What is expected>
Show each line of the data below that has the string "color" in it.
### Input
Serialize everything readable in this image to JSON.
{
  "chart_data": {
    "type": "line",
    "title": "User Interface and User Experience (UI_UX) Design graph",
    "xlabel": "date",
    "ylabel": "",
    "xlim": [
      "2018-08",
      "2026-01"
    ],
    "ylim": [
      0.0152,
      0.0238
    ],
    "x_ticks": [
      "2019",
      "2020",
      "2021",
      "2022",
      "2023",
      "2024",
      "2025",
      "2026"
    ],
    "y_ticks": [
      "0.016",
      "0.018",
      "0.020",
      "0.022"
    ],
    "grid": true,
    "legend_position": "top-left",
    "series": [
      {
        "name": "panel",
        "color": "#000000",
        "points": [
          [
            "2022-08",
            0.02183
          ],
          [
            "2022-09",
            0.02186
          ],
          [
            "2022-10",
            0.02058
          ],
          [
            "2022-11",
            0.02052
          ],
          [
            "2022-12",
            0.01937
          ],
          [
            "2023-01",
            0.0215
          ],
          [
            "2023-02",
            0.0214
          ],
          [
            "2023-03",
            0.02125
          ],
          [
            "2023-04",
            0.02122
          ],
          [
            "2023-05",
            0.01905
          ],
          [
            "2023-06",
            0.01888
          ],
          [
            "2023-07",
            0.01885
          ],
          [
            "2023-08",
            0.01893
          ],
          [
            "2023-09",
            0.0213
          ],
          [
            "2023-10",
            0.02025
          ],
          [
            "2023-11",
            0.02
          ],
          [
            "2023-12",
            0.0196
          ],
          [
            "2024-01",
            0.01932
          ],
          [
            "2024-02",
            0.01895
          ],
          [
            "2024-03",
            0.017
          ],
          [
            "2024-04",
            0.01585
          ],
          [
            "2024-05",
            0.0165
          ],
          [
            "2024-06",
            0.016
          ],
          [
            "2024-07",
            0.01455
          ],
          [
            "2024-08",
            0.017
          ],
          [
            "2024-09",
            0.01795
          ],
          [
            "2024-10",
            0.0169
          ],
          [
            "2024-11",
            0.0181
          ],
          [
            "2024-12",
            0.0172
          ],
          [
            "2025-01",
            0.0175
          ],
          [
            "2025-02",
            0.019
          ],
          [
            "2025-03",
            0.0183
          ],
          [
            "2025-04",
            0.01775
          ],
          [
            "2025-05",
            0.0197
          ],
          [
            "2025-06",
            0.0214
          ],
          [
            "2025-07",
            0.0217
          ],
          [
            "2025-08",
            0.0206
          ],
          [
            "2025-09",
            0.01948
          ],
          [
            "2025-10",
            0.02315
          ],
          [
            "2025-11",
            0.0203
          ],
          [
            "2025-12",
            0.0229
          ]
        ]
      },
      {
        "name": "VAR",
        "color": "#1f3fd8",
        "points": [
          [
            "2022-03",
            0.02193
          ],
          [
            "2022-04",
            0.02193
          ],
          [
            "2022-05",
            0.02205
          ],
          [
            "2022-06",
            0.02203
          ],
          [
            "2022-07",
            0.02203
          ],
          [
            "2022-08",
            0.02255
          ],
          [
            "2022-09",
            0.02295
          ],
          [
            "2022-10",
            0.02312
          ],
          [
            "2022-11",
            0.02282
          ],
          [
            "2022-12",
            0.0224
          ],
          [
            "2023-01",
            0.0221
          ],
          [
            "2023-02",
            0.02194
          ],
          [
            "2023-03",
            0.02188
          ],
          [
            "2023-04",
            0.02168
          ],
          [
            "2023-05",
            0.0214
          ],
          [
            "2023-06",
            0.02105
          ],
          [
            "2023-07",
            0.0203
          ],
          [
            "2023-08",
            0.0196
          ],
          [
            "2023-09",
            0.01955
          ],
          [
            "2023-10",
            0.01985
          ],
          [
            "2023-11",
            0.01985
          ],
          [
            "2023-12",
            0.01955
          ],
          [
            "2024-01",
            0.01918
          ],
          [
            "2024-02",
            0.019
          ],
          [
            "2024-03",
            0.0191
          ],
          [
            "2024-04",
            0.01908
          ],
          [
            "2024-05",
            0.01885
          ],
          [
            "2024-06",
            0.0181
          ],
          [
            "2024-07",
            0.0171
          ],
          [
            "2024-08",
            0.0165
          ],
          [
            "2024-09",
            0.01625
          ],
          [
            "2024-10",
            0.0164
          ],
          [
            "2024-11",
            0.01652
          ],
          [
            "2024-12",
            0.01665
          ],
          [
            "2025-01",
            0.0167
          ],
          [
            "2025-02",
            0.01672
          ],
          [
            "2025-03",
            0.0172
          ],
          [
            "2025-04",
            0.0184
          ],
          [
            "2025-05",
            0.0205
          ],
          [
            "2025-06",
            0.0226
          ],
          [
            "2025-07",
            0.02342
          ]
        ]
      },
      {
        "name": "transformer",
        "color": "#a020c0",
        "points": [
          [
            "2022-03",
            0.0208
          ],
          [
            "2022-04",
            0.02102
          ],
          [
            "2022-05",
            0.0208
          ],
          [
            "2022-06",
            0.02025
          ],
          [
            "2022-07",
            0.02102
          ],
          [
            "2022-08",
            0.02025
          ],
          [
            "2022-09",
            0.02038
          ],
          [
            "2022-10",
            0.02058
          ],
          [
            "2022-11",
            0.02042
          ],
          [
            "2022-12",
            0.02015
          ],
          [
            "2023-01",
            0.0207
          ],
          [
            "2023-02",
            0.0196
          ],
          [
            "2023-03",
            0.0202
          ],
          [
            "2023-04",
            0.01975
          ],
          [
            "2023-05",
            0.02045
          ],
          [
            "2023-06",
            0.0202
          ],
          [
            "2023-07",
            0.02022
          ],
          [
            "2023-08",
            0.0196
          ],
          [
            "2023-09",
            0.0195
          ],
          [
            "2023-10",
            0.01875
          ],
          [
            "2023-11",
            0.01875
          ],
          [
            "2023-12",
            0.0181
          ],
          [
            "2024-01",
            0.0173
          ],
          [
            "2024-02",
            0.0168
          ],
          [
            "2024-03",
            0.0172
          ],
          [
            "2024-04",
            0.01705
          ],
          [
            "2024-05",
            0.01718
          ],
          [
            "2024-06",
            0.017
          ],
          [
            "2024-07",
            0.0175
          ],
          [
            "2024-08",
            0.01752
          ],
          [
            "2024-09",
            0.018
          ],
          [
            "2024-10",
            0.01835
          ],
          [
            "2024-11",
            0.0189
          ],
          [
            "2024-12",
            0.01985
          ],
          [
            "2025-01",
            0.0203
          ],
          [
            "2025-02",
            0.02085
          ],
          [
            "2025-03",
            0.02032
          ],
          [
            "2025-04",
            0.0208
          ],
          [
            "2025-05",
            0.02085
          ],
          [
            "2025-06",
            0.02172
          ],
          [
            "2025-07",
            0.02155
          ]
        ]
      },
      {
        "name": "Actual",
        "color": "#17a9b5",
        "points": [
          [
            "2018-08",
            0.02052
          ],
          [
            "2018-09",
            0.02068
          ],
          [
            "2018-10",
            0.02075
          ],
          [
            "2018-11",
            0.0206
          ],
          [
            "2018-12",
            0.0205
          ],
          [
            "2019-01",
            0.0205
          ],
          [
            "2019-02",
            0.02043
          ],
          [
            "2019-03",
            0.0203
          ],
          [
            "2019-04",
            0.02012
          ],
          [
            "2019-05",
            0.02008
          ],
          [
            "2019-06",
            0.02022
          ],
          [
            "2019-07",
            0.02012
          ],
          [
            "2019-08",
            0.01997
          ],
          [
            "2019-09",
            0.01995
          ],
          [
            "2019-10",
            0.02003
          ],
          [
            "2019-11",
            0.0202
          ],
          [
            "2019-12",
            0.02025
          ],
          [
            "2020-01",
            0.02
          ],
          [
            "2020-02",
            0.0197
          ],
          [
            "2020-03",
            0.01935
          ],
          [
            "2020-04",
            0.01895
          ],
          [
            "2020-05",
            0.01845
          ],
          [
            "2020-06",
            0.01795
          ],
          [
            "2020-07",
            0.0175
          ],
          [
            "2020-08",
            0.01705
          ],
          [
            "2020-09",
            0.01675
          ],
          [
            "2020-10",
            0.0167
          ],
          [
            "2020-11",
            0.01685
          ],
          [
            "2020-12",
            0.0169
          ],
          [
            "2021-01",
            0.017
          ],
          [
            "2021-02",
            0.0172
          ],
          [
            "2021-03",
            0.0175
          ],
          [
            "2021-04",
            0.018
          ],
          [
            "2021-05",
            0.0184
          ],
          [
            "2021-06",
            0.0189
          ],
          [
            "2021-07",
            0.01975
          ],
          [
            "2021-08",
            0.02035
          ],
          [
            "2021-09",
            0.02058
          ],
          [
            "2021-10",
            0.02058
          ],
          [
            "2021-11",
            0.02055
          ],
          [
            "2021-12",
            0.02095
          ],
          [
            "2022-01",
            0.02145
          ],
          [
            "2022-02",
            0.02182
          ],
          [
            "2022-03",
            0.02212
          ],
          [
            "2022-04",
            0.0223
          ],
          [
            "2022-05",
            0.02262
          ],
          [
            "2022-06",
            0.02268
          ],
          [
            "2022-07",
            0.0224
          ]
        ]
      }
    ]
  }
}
######
Result for this task>
        "color": "#000000",
        "color": "#1f3fd8",
        "color": "#a020c0",
        "color": "#17a9b5",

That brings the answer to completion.